"""
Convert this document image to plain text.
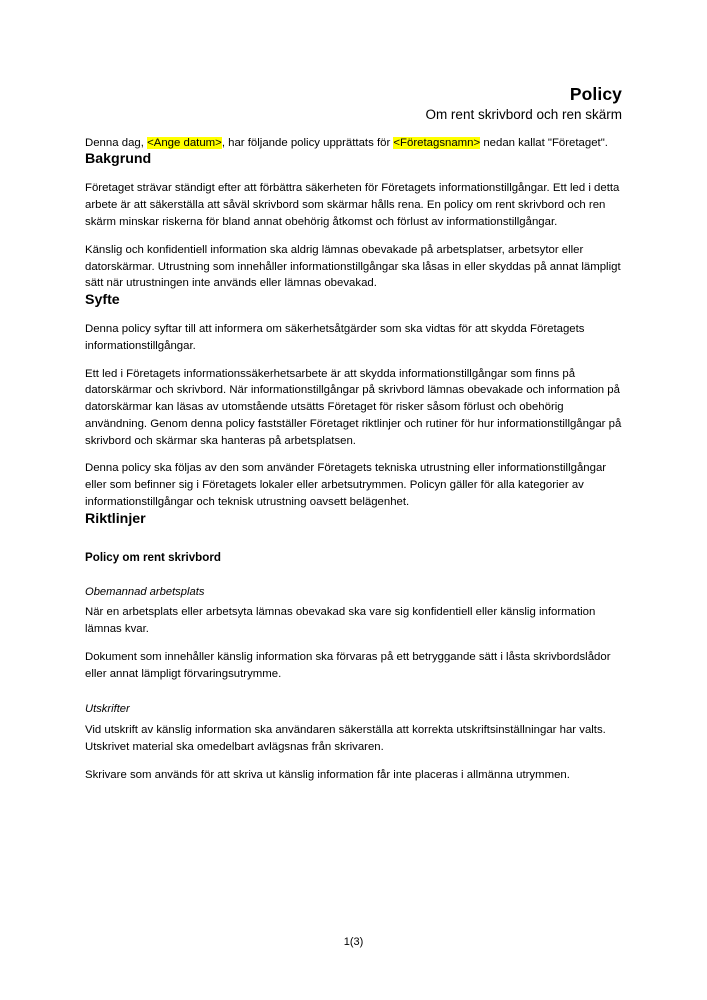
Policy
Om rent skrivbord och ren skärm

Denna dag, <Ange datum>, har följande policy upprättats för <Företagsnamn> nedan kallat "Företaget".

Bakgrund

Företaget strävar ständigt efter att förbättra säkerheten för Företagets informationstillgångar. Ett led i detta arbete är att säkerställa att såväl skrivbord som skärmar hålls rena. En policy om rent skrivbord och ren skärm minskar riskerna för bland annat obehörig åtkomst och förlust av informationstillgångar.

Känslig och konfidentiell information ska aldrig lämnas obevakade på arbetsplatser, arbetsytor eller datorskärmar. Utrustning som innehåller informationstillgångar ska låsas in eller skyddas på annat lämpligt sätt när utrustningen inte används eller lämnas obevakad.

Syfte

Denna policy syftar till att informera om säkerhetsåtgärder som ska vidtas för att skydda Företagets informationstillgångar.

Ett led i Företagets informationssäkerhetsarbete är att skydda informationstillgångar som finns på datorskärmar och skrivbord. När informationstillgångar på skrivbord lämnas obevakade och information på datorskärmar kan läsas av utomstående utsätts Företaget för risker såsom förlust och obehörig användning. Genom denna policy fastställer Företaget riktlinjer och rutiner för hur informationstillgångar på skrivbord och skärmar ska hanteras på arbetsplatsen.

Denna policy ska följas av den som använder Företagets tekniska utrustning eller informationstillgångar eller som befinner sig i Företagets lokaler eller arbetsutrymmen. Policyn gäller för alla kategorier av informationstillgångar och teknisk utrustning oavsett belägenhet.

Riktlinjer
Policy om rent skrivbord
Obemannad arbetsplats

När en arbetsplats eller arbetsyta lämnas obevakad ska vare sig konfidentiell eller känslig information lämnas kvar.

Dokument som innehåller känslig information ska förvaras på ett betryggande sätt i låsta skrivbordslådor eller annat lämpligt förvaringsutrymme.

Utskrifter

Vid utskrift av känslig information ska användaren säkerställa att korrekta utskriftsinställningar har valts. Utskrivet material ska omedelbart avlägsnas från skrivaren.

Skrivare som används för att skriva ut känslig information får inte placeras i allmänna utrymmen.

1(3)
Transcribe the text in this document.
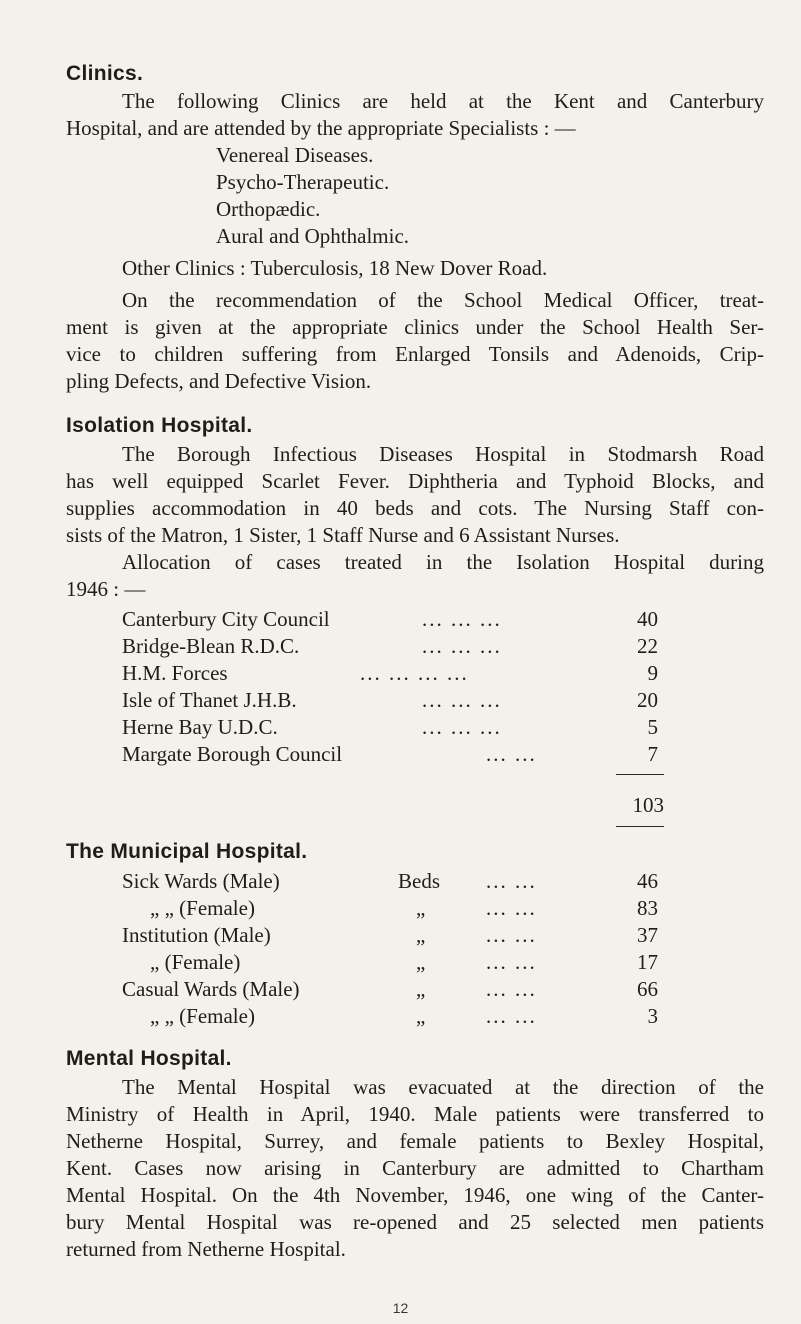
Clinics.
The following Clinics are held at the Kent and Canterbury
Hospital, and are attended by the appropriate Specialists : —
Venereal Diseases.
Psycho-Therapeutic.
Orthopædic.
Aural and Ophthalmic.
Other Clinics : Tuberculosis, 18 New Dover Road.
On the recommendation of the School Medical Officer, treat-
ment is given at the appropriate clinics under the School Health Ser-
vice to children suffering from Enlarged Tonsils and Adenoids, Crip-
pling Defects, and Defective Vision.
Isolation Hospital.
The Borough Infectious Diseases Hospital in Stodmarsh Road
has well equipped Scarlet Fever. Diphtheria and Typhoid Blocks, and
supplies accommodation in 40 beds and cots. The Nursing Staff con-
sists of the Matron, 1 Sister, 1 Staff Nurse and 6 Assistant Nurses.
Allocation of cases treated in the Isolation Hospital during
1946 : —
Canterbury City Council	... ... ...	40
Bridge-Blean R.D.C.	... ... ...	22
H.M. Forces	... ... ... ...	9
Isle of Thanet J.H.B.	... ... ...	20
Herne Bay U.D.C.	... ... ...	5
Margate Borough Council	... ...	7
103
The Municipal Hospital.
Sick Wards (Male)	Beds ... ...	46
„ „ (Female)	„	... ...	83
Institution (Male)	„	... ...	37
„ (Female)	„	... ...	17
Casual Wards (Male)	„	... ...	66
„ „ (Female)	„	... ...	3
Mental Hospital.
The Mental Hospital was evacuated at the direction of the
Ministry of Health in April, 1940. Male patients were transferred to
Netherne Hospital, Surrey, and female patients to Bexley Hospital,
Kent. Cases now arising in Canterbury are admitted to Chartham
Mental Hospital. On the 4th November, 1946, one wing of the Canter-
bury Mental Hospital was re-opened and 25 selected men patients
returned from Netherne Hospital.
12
"""
"""
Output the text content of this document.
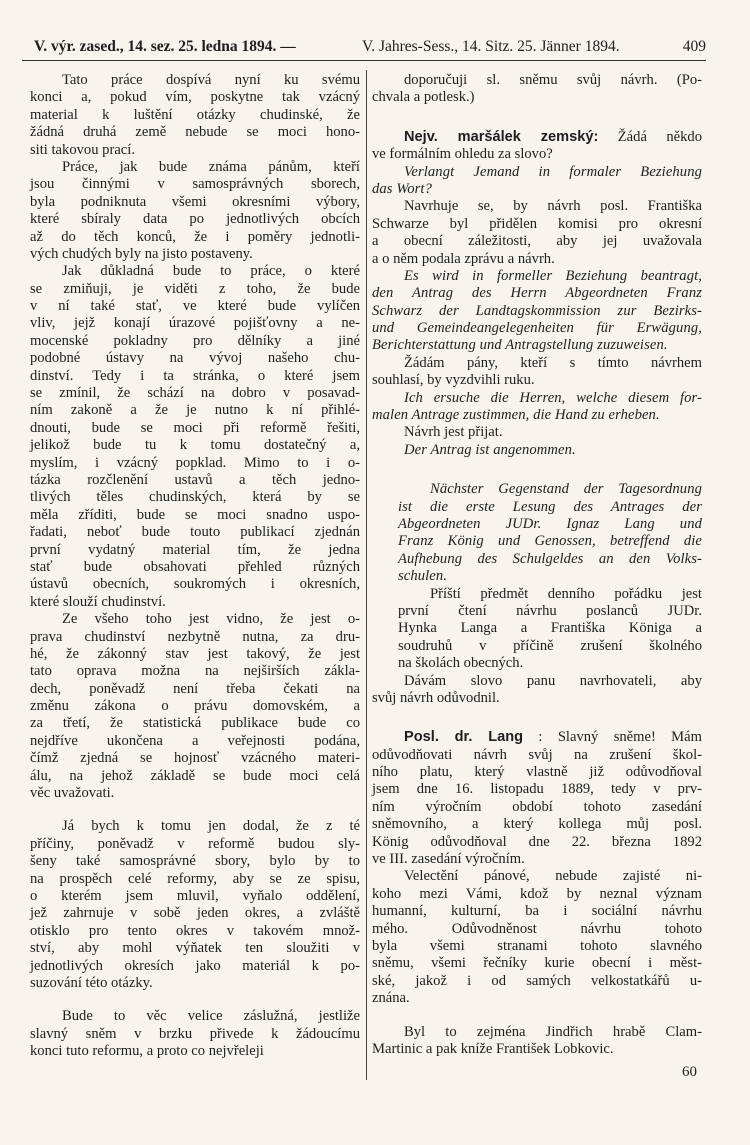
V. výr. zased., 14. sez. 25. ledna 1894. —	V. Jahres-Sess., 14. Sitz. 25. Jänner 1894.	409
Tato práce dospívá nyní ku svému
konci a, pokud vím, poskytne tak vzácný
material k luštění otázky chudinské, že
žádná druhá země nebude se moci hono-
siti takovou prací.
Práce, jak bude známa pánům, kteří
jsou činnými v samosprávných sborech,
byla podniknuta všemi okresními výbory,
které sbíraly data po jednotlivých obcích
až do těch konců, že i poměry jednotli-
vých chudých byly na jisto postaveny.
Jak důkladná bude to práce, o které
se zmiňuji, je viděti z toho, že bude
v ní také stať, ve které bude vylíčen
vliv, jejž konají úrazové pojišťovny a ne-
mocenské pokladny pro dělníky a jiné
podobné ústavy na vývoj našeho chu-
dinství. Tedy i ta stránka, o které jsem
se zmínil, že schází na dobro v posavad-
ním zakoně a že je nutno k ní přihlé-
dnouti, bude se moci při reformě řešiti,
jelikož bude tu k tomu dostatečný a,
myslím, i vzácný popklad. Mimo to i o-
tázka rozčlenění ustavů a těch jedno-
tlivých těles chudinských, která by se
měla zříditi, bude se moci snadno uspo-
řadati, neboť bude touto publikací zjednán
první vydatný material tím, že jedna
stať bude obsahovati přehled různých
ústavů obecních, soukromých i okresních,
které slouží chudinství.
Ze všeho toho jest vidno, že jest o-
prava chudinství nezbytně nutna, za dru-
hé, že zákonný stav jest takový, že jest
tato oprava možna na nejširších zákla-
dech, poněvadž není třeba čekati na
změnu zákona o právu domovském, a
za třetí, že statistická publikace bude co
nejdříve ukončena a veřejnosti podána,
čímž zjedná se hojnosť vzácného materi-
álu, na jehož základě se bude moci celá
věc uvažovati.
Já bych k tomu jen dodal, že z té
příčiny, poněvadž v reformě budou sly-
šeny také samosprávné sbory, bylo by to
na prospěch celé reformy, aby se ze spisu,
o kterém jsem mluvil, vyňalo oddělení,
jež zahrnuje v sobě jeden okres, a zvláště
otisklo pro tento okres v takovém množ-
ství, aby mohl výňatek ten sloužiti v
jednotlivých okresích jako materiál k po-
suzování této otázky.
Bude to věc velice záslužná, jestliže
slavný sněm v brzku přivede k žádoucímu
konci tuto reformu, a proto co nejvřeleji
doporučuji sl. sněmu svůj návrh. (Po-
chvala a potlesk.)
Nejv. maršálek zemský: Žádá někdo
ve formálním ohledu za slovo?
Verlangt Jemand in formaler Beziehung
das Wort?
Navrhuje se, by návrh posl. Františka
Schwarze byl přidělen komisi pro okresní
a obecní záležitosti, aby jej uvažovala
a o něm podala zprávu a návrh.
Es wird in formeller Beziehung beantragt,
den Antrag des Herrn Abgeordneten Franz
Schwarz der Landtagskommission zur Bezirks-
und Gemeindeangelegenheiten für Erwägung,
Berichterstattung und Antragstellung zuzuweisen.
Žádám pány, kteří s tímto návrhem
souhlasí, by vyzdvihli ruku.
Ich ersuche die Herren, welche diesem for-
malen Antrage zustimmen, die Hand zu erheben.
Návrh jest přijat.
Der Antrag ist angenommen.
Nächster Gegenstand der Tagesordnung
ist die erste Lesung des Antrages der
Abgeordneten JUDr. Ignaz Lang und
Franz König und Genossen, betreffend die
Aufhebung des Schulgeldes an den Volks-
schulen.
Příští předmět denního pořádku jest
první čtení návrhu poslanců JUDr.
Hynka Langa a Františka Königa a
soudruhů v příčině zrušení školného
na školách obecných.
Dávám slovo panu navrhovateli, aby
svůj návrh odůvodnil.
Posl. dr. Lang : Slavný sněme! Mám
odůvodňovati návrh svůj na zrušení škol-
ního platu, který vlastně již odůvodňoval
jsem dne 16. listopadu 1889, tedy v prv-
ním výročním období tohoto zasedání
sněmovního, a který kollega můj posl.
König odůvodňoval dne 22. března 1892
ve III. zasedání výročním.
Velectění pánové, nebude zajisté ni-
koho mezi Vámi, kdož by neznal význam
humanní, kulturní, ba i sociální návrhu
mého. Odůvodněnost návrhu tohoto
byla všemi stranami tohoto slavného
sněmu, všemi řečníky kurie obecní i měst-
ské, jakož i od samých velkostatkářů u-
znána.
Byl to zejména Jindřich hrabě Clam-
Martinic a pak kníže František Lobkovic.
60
"""
"""
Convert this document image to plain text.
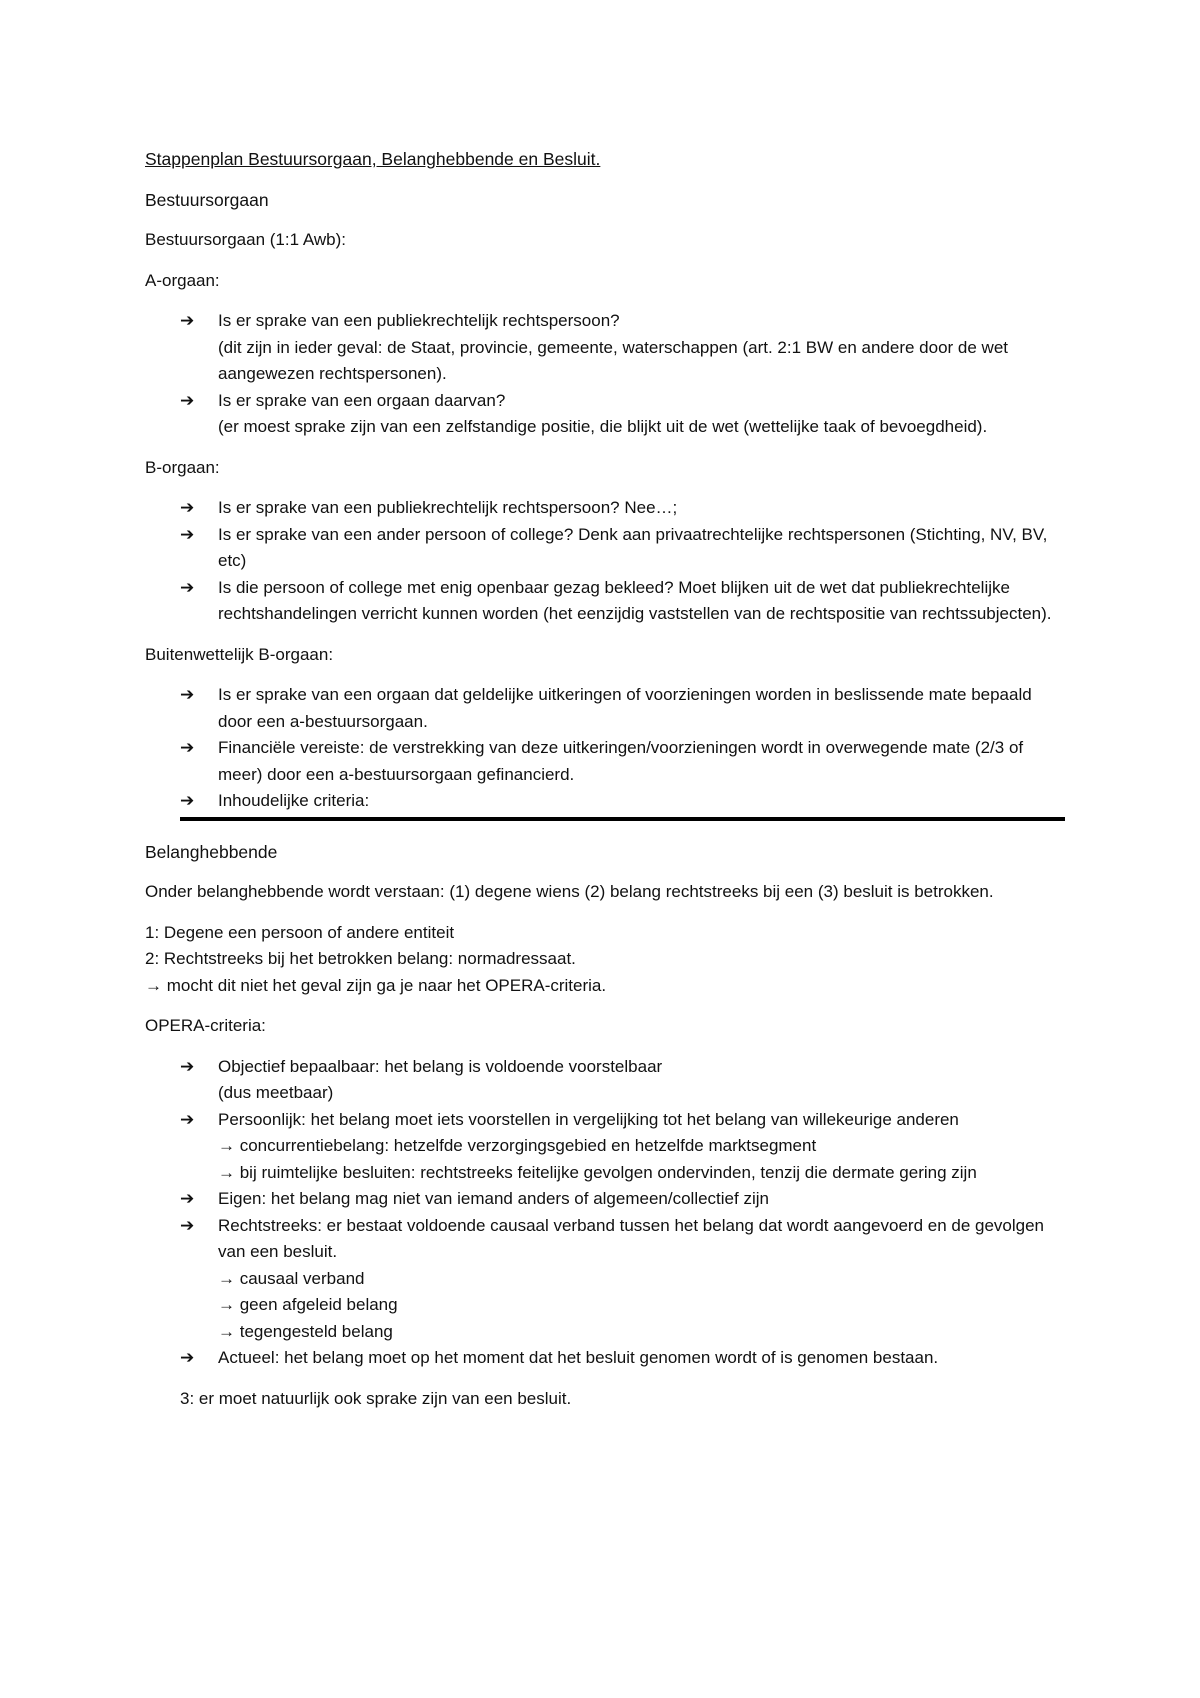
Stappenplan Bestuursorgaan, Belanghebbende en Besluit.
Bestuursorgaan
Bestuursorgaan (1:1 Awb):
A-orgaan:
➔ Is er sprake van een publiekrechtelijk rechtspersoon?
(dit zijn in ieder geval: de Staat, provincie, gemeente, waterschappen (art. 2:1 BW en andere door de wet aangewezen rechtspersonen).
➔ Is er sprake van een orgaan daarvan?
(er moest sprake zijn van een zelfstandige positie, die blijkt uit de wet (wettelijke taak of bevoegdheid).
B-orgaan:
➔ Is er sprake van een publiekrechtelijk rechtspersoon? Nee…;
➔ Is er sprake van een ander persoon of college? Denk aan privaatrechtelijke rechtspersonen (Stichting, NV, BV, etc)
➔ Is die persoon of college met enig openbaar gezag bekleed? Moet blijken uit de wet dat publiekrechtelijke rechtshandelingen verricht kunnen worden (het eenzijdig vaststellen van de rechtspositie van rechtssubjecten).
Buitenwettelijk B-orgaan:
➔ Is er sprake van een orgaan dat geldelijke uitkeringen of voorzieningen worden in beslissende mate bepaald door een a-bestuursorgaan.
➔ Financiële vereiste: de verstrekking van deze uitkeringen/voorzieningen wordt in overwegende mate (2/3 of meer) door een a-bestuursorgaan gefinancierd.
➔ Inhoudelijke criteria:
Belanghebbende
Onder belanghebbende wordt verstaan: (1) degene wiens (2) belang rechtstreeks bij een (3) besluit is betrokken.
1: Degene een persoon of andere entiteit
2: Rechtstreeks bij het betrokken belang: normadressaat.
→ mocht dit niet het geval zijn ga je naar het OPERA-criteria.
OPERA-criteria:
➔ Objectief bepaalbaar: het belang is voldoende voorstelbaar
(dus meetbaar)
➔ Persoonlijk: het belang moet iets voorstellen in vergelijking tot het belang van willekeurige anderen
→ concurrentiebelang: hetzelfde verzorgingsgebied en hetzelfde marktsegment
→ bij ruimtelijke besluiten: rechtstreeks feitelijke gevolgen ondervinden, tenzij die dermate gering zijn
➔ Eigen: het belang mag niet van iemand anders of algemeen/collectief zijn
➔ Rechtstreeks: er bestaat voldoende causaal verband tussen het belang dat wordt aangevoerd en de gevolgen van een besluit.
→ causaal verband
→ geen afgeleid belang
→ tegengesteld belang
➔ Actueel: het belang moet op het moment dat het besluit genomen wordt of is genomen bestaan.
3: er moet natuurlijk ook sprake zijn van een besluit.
"""
Find and copy each line in the material above where the string "obevakade" occurs.

Känslig och konfidentiell information ska aldrig lämnas obevakade på arbetsplatser, arbetsytor eller datorskärmar. Utrustning som innehåller informationstillgångar ska låsas in eller skyddas på annat lämpligt sätt när utrustningen inte används eller lämnas obevakad.
Ett led i Företagets informationssäkerhetsarbete är att skydda informationstillgångar som finns på datorskärmar och skrivbord. När informationstillgångar på skrivbord lämnas obevakade och information på datorskärmar kan läsas av utomstående utsätts Företaget för risker såsom förlust och obehörig användning. Genom denna policy fastställer Företaget riktlinjer och rutiner för hur informationstillgångar på skrivbord och skärmar ska hanteras på arbetsplatsen.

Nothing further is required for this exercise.